WHAT TO PRODUCE
Copy whichever lines contain the string "Tangerang".

[Extracted records]
******************************

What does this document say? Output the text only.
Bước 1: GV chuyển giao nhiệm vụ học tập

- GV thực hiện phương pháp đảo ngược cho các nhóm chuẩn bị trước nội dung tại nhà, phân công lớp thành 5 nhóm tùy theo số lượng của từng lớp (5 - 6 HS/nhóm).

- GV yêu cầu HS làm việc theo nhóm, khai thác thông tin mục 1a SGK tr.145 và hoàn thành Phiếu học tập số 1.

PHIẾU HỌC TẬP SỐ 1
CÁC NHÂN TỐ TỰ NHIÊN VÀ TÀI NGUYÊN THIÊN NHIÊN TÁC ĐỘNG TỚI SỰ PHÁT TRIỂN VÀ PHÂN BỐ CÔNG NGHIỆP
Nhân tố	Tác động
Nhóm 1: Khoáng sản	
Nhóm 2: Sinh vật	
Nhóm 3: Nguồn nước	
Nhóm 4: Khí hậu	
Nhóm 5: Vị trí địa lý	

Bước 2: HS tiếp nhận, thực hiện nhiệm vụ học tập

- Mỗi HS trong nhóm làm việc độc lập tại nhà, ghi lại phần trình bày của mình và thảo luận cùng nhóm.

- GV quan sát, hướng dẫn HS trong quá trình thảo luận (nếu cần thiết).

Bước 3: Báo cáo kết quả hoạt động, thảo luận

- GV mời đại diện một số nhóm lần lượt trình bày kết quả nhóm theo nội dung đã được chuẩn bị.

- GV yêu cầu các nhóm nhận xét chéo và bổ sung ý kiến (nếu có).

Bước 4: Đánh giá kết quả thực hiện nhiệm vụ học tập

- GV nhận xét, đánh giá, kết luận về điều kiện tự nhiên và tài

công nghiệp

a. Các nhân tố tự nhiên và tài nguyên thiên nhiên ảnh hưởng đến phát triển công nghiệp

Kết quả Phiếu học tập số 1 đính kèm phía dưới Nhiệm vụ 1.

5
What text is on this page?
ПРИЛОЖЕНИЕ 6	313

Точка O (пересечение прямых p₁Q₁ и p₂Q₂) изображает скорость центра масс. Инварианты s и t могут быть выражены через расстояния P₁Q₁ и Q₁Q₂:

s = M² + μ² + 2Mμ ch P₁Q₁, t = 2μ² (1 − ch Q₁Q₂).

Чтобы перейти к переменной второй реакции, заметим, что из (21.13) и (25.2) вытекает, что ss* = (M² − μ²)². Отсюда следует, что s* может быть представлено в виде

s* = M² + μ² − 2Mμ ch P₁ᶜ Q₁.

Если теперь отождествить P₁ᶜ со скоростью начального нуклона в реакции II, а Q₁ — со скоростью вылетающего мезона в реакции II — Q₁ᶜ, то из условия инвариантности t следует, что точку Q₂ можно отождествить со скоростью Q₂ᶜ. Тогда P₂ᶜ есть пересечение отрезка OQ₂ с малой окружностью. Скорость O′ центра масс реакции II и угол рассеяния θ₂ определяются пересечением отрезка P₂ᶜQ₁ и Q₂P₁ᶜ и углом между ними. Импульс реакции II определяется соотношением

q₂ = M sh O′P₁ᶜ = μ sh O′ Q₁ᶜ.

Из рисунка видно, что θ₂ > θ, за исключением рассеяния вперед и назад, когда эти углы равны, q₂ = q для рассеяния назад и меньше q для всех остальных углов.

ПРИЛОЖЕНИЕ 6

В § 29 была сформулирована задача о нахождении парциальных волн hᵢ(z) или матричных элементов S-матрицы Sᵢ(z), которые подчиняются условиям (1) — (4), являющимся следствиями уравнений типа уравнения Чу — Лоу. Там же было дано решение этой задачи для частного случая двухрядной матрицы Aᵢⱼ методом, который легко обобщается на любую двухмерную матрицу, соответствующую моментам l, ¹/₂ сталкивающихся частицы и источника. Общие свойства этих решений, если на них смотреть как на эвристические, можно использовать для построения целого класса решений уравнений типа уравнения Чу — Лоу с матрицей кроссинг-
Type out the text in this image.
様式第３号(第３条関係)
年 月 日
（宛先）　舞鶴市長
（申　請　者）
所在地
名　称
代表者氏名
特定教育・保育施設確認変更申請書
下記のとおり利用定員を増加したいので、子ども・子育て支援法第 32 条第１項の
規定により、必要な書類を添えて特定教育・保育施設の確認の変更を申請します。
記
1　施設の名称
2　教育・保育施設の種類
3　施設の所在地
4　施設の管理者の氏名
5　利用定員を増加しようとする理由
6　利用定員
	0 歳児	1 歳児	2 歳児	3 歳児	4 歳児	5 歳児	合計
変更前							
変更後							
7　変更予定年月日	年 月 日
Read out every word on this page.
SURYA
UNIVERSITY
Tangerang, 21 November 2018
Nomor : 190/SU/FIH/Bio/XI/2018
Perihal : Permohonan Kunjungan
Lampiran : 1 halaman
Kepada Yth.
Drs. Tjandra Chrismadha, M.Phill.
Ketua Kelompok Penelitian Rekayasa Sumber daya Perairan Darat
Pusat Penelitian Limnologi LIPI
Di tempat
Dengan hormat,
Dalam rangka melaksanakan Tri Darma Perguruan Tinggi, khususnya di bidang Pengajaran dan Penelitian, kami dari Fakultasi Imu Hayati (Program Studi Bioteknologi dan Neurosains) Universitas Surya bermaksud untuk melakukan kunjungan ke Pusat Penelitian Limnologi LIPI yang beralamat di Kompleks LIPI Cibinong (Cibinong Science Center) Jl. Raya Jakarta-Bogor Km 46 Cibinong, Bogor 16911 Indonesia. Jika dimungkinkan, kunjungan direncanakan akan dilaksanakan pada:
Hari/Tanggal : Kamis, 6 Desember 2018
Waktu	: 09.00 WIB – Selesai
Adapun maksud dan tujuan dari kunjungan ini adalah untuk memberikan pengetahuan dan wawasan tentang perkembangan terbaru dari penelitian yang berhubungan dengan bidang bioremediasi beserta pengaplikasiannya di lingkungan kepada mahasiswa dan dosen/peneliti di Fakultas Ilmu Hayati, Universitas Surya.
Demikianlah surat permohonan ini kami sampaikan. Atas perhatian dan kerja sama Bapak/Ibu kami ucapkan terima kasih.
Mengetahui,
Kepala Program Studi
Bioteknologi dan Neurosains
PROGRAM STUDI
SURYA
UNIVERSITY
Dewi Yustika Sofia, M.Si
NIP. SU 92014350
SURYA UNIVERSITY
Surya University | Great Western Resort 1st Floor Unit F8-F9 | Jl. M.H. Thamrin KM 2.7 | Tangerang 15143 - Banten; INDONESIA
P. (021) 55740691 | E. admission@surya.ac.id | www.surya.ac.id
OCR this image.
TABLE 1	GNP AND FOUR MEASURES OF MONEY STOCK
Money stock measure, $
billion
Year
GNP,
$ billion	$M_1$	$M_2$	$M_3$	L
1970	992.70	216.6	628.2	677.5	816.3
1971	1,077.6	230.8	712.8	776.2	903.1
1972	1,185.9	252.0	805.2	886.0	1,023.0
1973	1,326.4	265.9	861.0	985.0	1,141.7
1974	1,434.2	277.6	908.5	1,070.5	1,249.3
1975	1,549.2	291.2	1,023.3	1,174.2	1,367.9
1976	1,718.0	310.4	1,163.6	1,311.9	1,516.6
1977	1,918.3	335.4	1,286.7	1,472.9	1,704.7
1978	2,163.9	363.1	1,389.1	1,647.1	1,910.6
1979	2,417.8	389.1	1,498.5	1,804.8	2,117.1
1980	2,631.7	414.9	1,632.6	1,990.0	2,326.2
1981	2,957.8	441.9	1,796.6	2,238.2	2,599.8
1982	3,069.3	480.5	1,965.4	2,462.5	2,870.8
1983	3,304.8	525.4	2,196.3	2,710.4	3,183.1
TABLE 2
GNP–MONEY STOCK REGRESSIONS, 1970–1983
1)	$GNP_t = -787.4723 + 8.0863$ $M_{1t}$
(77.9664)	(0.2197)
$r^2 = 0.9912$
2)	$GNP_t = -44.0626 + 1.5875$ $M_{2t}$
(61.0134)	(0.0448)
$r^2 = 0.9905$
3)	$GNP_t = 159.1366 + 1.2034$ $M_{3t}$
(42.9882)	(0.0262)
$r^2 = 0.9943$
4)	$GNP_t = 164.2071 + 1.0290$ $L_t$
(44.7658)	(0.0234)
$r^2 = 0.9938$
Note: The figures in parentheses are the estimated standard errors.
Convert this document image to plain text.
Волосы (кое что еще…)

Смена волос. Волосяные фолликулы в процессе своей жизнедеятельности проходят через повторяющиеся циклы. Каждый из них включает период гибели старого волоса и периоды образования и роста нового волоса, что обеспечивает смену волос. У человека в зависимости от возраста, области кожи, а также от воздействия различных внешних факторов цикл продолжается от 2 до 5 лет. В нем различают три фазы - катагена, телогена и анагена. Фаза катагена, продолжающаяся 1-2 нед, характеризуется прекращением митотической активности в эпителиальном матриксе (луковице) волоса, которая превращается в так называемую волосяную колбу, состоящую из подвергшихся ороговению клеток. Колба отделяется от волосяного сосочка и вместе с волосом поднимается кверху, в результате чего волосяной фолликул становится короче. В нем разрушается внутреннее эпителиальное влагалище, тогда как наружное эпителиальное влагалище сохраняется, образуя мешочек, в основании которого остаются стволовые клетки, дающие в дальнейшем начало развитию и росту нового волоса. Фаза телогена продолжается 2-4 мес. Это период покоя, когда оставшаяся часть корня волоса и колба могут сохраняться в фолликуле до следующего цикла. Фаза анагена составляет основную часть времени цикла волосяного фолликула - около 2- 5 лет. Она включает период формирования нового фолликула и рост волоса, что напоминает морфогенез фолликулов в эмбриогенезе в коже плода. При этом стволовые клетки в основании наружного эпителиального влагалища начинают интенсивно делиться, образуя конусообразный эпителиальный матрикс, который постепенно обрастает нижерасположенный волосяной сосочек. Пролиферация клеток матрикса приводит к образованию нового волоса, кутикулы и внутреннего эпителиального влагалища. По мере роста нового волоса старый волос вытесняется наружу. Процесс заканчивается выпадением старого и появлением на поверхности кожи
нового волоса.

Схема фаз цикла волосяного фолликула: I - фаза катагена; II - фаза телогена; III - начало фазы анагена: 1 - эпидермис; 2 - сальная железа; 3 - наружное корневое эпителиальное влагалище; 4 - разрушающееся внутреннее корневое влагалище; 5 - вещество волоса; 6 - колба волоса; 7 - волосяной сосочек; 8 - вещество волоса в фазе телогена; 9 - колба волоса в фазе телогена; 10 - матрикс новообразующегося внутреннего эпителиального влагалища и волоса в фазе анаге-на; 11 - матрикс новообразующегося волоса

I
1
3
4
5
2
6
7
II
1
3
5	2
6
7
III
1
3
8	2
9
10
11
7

******************************

RESULT OF THIS TASK
Tangerang, 21 November 2018
Surya University | Great Western Resort 1st Floor Unit F8-F9 | Jl. M.H. Thamrin KM 2.7 | Tangerang 15143 - Banten; INDONESIA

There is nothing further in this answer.